(Excerpt from a dataset)
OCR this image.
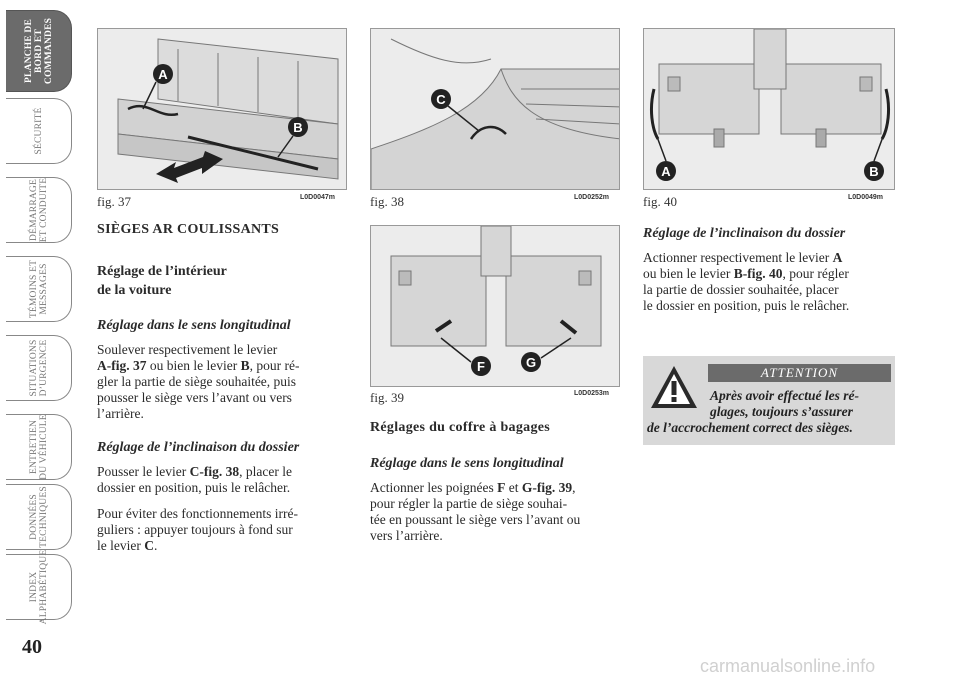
PLANCHE DE
BORD ET
COMMANDES
SÉCURITÉ
DÉMARRAGE
ET CONDUITE
TÉMOINS ET
MESSAGES
SITUATIONS
D’URGENCE
ENTRETIEN
DU VÉHICULE
DONNÉES
TECHNIQUES
INDEX
ALPHABÉTIQUE
40
A
B
fig. 37	L0D0047m
C
fig. 38	L0D0252m
F	G
fig. 39	L0D0253m
A	B
fig. 40	L0D0049m
SIÈGES AR COULISSANTS
Réglage de l’intérieur
de la voiture
Réglage dans le sens longitudinal
Soulever respectivement le levier
A-fig. 37 ou bien le levier B, pour ré-
gler la partie de siège souhaitée, puis
pousser le siège vers l’avant ou vers
l’arrière.
Réglage de l’inclinaison du dossier
Pousser le levier C-fig. 38, placer le
dossier en position, puis le relâcher.
Pour éviter des fonctionnements irré-
guliers : appuyer toujours à fond sur
le levier C.
Réglages du coffre à bagages
Réglage dans le sens longitudinal
Actionner les poignées F et G-fig. 39,
pour régler la partie de siège souhai-
tée en poussant le siège vers l’avant ou
vers l’arrière.
Réglage de l’inclinaison du dossier
Actionner respectivement le levier A
ou bien le levier B-fig. 40, pour régler
la partie de dossier souhaitée, placer
le dossier en position, puis le relâcher.
ATTENTION
Après avoir effectué les ré-
glages, toujours s’assurer
de l’accrochement correct des sièges.
carmanualsonline.info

#### PROBLEM TO SOLVE
Copy every line of the listing that includes the string "levier".

#### SOLUTION
Soulever respectivement le levier
A-fig. 37 ou bien le levier B, pour ré-
Pousser le levier C-fig. 38, placer le
le levier C.
Actionner respectivement le levier A
ou bien le levier B-fig. 40, pour régler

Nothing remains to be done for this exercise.